»»
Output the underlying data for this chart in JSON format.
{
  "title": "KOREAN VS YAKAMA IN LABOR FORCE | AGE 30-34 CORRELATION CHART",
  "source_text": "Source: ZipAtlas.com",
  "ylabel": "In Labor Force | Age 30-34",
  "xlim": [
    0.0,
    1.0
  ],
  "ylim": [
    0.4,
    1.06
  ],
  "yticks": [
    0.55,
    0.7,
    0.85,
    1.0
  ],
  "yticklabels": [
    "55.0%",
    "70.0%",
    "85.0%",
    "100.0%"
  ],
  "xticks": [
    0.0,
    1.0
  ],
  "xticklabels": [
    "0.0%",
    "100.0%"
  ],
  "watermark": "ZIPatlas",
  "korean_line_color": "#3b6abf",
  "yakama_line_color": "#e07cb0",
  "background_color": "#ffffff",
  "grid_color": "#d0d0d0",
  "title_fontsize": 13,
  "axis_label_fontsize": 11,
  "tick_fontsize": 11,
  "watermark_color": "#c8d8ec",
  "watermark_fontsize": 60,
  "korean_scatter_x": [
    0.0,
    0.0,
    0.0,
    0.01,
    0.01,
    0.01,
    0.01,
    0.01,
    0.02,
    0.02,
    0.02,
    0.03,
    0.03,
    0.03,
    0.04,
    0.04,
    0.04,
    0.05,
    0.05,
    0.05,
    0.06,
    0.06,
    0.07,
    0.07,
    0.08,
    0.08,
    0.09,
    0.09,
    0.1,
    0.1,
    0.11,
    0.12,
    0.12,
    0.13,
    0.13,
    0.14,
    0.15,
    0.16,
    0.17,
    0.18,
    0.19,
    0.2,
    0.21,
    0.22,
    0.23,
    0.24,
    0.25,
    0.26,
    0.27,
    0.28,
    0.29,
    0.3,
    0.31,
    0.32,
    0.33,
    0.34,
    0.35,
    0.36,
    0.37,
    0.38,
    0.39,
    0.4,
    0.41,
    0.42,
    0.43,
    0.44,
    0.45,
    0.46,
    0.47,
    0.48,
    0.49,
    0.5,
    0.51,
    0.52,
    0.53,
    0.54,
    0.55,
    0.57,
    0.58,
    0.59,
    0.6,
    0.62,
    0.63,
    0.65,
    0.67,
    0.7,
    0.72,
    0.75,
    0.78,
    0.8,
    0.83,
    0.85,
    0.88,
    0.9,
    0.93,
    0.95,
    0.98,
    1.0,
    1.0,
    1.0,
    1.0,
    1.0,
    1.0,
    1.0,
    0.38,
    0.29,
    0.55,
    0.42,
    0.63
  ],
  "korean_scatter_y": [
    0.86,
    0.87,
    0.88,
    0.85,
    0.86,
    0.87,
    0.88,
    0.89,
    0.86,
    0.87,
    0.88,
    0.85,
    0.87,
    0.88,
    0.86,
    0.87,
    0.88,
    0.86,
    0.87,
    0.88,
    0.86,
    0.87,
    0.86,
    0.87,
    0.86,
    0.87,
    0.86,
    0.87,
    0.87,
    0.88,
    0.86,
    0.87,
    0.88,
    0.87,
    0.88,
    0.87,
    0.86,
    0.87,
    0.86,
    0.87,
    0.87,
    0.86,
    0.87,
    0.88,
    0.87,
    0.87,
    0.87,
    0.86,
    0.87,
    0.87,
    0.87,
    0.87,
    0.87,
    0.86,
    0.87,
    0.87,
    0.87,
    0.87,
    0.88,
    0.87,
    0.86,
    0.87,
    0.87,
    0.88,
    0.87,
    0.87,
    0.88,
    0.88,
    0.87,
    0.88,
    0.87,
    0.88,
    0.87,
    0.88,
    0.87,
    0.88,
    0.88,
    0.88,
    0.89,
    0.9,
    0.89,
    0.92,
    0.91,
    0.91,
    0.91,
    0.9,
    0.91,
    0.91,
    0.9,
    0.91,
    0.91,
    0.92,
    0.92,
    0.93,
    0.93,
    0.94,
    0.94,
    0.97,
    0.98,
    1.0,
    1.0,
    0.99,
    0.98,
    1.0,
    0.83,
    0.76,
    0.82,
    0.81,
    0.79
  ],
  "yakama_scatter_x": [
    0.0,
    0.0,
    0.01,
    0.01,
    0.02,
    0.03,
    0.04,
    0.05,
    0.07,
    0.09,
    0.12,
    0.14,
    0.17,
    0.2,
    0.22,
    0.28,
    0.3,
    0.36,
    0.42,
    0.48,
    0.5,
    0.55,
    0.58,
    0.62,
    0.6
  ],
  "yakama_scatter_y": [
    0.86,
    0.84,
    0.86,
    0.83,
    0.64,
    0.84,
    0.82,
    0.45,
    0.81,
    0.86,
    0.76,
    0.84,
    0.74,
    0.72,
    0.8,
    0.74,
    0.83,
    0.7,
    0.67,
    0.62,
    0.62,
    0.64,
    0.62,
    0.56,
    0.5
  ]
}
««
> GIVEN EXERCISE
Print every entry exactly as written.

> FINISHED EXERCISE
Output the underlying data for this chart in JSON format.
{
  "title": "KOREAN VS YAKAMA IN LABOR FORCE | AGE 30-34 CORRELATION CHART",
  "source_text": "Source: ZipAtlas.com",
  "ylabel": "In Labor Force | Age 30-34",
  "xlim": [
    0.0,
    1.0
  ],
  "ylim": [
    0.4,
    1.06
  ],
  "yticks": [
    0.55,
    0.7,
    0.85,
    1.0
  ],
  "yticklabels": [
    "55.0%",
    "70.0%",
    "85.0%",
    "100.0%"
  ],
  "xticks": [
    0.0,
    1.0
  ],
  "xticklabels": [
    "0.0%",
    "100.0%"
  ],
  "watermark": "ZIPatlas",
  "korean_line_color": "#3b6abf",
  "yakama_line_color": "#e07cb0",
  "background_color": "#ffffff",
  "grid_color": "#d0d0d0",
  "title_fontsize": 13,
  "axis_label_fontsize": 11,
  "tick_fontsize": 11,
  "watermark_color": "#c8d8ec",
  "watermark_fontsize": 60,
  "korean_scatter_x": [
    0.0,
    0.0,
    0.0,
    0.01,
    0.01,
    0.01,
    0.01,
    0.01,
    0.02,
    0.02,
    0.02,
    0.03,
    0.03,
    0.03,
    0.04,
    0.04,
    0.04,
    0.05,
    0.05,
    0.05,
    0.06,
    0.06,
    0.07,
    0.07,
    0.08,
    0.08,
    0.09,
    0.09,
    0.1,
    0.1,
    0.11,
    0.12,
    0.12,
    0.13,
    0.13,
    0.14,
    0.15,
    0.16,
    0.17,
    0.18,
    0.19,
    0.2,
    0.21,
    0.22,
    0.23,
    0.24,
    0.25,
    0.26,
    0.27,
    0.28,
    0.29,
    0.3,
    0.31,
    0.32,
    0.33,
    0.34,
    0.35,
    0.36,
    0.37,
    0.38,
    0.39,
    0.4,
    0.41,
    0.42,
    0.43,
    0.44,
    0.45,
    0.46,
    0.47,
    0.48,
    0.49,
    0.5,
    0.51,
    0.52,
    0.53,
    0.54,
    0.55,
    0.57,
    0.58,
    0.59,
    0.6,
    0.62,
    0.63,
    0.65,
    0.67,
    0.7,
    0.72,
    0.75,
    0.78,
    0.8,
    0.83,
    0.85,
    0.88,
    0.9,
    0.93,
    0.95,
    0.98,
    1.0,
    1.0,
    1.0,
    1.0,
    1.0,
    1.0,
    1.0,
    0.38,
    0.29,
    0.55,
    0.42,
    0.63
  ],
  "korean_scatter_y": [
    0.86,
    0.87,
    0.88,
    0.85,
    0.86,
    0.87,
    0.88,
    0.89,
    0.86,
    0.87,
    0.88,
    0.85,
    0.87,
    0.88,
    0.86,
    0.87,
    0.88,
    0.86,
    0.87,
    0.88,
    0.86,
    0.87,
    0.86,
    0.87,
    0.86,
    0.87,
    0.86,
    0.87,
    0.87,
    0.88,
    0.86,
    0.87,
    0.88,
    0.87,
    0.88,
    0.87,
    0.86,
    0.87,
    0.86,
    0.87,
    0.87,
    0.86,
    0.87,
    0.88,
    0.87,
    0.87,
    0.87,
    0.86,
    0.87,
    0.87,
    0.87,
    0.87,
    0.87,
    0.86,
    0.87,
    0.87,
    0.87,
    0.87,
    0.88,
    0.87,
    0.86,
    0.87,
    0.87,
    0.88,
    0.87,
    0.87,
    0.88,
    0.88,
    0.87,
    0.88,
    0.87,
    0.88,
    0.87,
    0.88,
    0.87,
    0.88,
    0.88,
    0.88,
    0.89,
    0.9,
    0.89,
    0.92,
    0.91,
    0.91,
    0.91,
    0.9,
    0.91,
    0.91,
    0.9,
    0.91,
    0.91,
    0.92,
    0.92,
    0.93,
    0.93,
    0.94,
    0.94,
    0.97,
    0.98,
    1.0,
    1.0,
    0.99,
    0.98,
    1.0,
    0.83,
    0.76,
    0.82,
    0.81,
    0.79
  ],
  "yakama_scatter_x": [
    0.0,
    0.0,
    0.01,
    0.01,
    0.02,
    0.03,
    0.04,
    0.05,
    0.07,
    0.09,
    0.12,
    0.14,
    0.17,
    0.2,
    0.22,
    0.28,
    0.3,
    0.36,
    0.42,
    0.48,
    0.5,
    0.55,
    0.58,
    0.62,
    0.6
  ],
  "yakama_scatter_y": [
    0.86,
    0.84,
    0.86,
    0.83,
    0.64,
    0.84,
    0.82,
    0.45,
    0.81,
    0.86,
    0.76,
    0.84,
    0.74,
    0.72,
    0.8,
    0.74,
    0.83,
    0.7,
    0.67,
    0.62,
    0.62,
    0.64,
    0.62,
    0.56,
    0.5
  ]
}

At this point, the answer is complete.